• _TASK TO COMPLETE_:
Return the entries below verbatim. Pictures stay out.

• _EXERCISE INPUTS_:
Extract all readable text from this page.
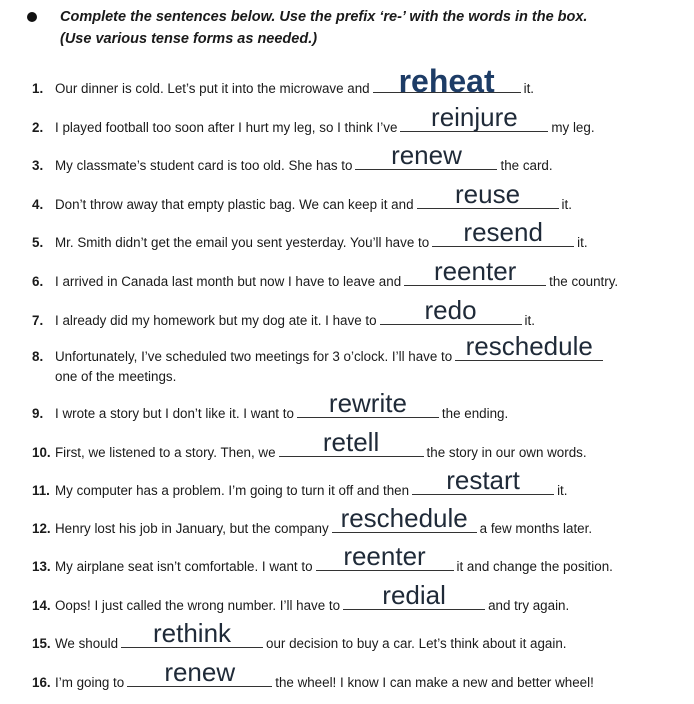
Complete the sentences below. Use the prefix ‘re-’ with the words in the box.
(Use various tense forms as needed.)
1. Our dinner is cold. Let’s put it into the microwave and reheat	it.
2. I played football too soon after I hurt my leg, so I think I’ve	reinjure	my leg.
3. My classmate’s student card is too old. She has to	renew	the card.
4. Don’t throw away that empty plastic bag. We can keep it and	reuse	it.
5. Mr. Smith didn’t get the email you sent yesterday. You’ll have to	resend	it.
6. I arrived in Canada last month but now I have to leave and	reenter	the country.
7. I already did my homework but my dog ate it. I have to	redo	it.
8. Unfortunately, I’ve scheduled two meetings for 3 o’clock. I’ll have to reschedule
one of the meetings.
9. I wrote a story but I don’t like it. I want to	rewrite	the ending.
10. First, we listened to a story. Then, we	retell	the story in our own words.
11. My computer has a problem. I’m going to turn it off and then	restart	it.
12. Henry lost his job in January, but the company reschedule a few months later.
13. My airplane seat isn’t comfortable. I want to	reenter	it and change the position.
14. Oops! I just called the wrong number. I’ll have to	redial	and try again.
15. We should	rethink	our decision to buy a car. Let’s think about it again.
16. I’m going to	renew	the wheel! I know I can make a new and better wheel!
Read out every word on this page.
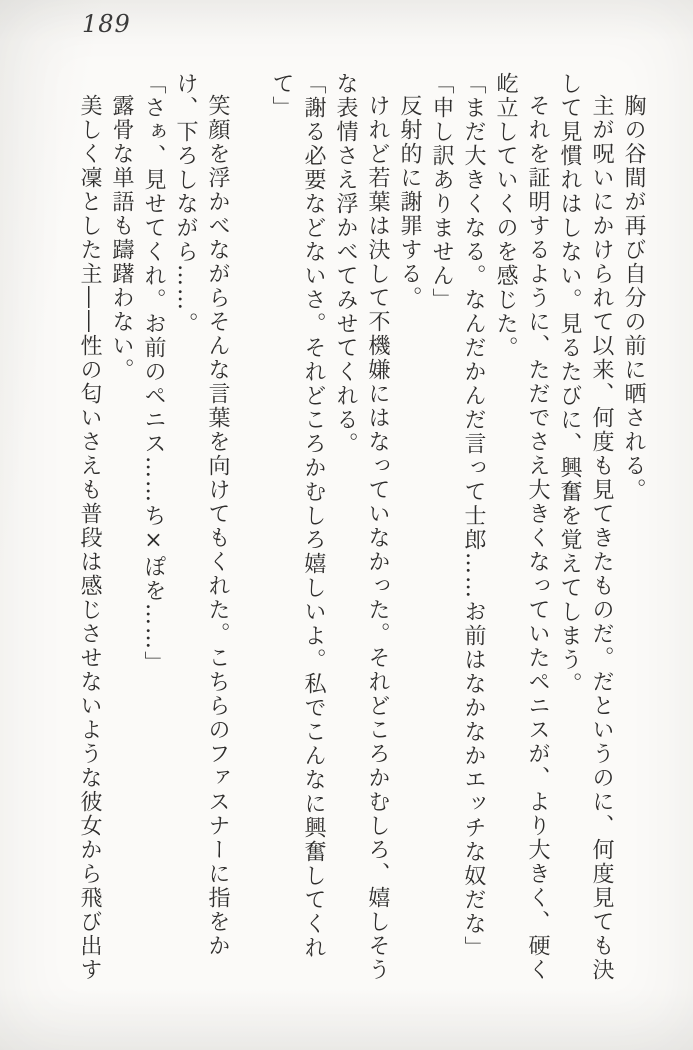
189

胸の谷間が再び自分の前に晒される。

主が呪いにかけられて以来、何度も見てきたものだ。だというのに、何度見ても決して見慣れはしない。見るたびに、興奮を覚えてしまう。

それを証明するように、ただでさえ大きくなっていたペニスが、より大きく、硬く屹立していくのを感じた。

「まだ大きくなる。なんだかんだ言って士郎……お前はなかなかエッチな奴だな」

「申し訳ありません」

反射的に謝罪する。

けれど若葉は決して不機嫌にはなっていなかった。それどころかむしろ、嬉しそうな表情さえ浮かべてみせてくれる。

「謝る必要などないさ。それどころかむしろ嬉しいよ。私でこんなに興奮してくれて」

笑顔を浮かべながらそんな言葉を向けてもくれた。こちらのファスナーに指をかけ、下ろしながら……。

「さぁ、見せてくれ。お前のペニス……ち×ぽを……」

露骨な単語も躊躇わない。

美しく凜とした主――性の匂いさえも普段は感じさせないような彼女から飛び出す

• _OUTPUT OF THE TASK_:
Extract all readable text from this page.
Complete the sentences below. Use the prefix ‘re-’ with the words in the box.
(Use various tense forms as needed.)
1. Our dinner is cold. Let’s put it into the microwave and reheat	it.
2. I played football too soon after I hurt my leg, so I think I’ve	reinjure	my leg.
3. My classmate’s student card is too old. She has to	renew	the card.
4. Don’t throw away that empty plastic bag. We can keep it and	reuse	it.
5. Mr. Smith didn’t get the email you sent yesterday. You’ll have to	resend	it.
6. I arrived in Canada last month but now I have to leave and	reenter	the country.
7. I already did my homework but my dog ate it. I have to	redo	it.
8. Unfortunately, I’ve scheduled two meetings for 3 o’clock. I’ll have to reschedule
one of the meetings.
9. I wrote a story but I don’t like it. I want to	rewrite	the ending.
10. First, we listened to a story. Then, we	retell	the story in our own words.
11. My computer has a problem. I’m going to turn it off and then	restart	it.
12. Henry lost his job in January, but the company reschedule a few months later.
13. My airplane seat isn’t comfortable. I want to	reenter	it and change the position.
14. Oops! I just called the wrong number. I’ll have to	redial	and try again.
15. We should	rethink	our decision to buy a car. Let’s think about it again.
16. I’m going to	renew	the wheel! I know I can make a new and better wheel!
Read out every word on this page.
189

胸の谷間が再び自分の前に晒される。

主が呪いにかけられて以来、何度も見てきたものだ。だというのに、何度見ても決して見慣れはしない。見るたびに、興奮を覚えてしまう。

それを証明するように、ただでさえ大きくなっていたペニスが、より大きく、硬く屹立していくのを感じた。

「まだ大きくなる。なんだかんだ言って士郎……お前はなかなかエッチな奴だな」

「申し訳ありません」

反射的に謝罪する。

けれど若葉は決して不機嫌にはなっていなかった。それどころかむしろ、嬉しそうな表情さえ浮かべてみせてくれる。

「謝る必要などないさ。それどころかむしろ嬉しいよ。私でこんなに興奮してくれて」

笑顔を浮かべながらそんな言葉を向けてもくれた。こちらのファスナーに指をかけ、下ろしながら……。

「さぁ、見せてくれ。お前のペニス……ち×ぽを……」

露骨な単語も躊躇わない。

美しく凜とした主――性の匂いさえも普段は感じさせないような彼女から飛び出す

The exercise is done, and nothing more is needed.